Given task: Search the data for the word "nostre". Reproduce every line where it is found.

________

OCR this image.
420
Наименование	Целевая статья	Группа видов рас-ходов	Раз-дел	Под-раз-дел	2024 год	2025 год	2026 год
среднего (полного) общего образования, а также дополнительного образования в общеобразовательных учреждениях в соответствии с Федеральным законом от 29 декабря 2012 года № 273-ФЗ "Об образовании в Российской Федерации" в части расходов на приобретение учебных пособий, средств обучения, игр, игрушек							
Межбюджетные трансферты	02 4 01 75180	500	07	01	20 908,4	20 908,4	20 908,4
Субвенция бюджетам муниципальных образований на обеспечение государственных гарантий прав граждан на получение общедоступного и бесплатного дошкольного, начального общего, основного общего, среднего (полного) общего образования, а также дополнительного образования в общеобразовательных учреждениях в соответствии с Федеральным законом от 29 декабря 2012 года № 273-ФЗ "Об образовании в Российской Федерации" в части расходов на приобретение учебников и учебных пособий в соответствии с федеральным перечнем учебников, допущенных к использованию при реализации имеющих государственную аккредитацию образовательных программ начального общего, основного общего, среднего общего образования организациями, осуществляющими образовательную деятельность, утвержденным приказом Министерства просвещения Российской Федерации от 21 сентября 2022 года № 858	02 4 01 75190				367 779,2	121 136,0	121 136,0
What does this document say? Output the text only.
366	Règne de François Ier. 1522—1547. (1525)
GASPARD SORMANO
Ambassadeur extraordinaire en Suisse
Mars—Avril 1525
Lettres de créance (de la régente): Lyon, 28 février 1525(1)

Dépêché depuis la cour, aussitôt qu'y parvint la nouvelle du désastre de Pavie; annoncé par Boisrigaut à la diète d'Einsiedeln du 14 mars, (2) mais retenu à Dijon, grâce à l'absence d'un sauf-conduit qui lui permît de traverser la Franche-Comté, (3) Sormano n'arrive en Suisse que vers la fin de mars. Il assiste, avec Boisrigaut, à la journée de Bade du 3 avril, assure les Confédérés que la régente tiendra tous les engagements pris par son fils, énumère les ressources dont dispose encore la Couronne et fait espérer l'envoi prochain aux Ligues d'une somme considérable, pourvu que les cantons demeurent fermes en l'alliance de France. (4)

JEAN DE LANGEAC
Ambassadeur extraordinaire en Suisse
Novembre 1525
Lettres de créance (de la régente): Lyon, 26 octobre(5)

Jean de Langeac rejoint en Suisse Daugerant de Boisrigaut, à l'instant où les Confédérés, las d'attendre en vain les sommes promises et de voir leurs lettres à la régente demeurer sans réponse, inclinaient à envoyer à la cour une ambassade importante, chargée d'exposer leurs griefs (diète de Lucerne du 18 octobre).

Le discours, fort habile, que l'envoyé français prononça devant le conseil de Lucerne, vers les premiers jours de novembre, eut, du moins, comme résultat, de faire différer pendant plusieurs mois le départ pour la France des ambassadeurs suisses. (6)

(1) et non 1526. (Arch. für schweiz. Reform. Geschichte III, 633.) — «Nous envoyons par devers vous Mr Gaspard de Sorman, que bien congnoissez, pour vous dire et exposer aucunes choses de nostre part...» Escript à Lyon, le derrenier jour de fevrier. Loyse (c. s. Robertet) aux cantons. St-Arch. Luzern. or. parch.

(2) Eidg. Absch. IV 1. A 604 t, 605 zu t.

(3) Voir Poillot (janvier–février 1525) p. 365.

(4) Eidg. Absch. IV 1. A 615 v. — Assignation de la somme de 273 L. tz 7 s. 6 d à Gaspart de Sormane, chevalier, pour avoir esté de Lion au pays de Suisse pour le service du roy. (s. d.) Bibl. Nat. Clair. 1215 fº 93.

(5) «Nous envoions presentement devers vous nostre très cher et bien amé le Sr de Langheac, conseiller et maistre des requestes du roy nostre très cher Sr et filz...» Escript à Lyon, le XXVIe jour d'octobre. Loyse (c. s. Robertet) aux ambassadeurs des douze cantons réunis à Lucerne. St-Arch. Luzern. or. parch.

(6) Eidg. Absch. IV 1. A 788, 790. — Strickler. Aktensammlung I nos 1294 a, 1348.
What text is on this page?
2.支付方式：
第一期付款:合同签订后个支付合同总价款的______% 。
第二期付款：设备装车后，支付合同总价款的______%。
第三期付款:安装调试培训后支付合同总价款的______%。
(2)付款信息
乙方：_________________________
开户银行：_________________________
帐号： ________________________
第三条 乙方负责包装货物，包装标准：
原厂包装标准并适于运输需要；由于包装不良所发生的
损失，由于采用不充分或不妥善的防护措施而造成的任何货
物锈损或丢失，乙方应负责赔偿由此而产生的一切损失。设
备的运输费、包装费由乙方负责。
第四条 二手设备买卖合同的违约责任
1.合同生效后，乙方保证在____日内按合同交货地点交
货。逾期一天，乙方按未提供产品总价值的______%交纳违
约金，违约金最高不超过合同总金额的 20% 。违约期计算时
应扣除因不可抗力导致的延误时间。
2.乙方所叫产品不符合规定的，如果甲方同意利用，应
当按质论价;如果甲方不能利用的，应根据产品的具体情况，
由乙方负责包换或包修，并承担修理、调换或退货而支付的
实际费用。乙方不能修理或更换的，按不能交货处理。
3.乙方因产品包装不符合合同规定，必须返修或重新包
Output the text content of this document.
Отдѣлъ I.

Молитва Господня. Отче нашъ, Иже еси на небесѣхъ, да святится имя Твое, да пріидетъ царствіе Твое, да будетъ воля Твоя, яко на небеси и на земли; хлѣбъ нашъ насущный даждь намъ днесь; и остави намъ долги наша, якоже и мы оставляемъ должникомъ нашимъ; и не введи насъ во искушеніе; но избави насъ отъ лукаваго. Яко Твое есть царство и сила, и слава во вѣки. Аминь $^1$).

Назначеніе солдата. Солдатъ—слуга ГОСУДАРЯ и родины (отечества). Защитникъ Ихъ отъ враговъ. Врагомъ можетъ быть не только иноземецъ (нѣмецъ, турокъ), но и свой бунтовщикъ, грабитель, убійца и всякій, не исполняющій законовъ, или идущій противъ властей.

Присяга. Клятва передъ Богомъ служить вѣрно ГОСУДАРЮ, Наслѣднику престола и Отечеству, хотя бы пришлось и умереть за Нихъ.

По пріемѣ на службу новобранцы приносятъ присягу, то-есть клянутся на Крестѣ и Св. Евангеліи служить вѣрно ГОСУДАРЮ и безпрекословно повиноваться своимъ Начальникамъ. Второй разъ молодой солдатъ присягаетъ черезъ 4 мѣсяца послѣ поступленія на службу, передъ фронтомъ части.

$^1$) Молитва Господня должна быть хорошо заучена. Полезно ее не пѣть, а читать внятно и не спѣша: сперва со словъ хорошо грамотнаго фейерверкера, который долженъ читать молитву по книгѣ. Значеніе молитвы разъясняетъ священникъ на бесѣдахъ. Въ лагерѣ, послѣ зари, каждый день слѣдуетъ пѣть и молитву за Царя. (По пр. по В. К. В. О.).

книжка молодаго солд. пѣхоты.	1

________

Solution to this task:
(1) et non 1526. (Arch. für schweiz. Reform. Geschichte III, 633.) — «Nous envoyons par devers vous Mr Gaspard de Sorman, que bien congnoissez, pour vous dire et exposer aucunes choses de nostre part...» Escript à Lyon, le derrenier jour de fevrier. Loyse (c. s. Robertet) aux cantons. St-Arch. Luzern. or. parch.
(5) «Nous envoions presentement devers vous nostre très cher et bien amé le Sr de Langheac, conseiller et maistre des requestes du roy nostre très cher Sr et filz...» Escript à Lyon, le XXVIe jour d'octobre. Loyse (c. s. Robertet) aux ambassadeurs des douze cantons réunis à Lucerne. St-Arch. Luzern. or. parch.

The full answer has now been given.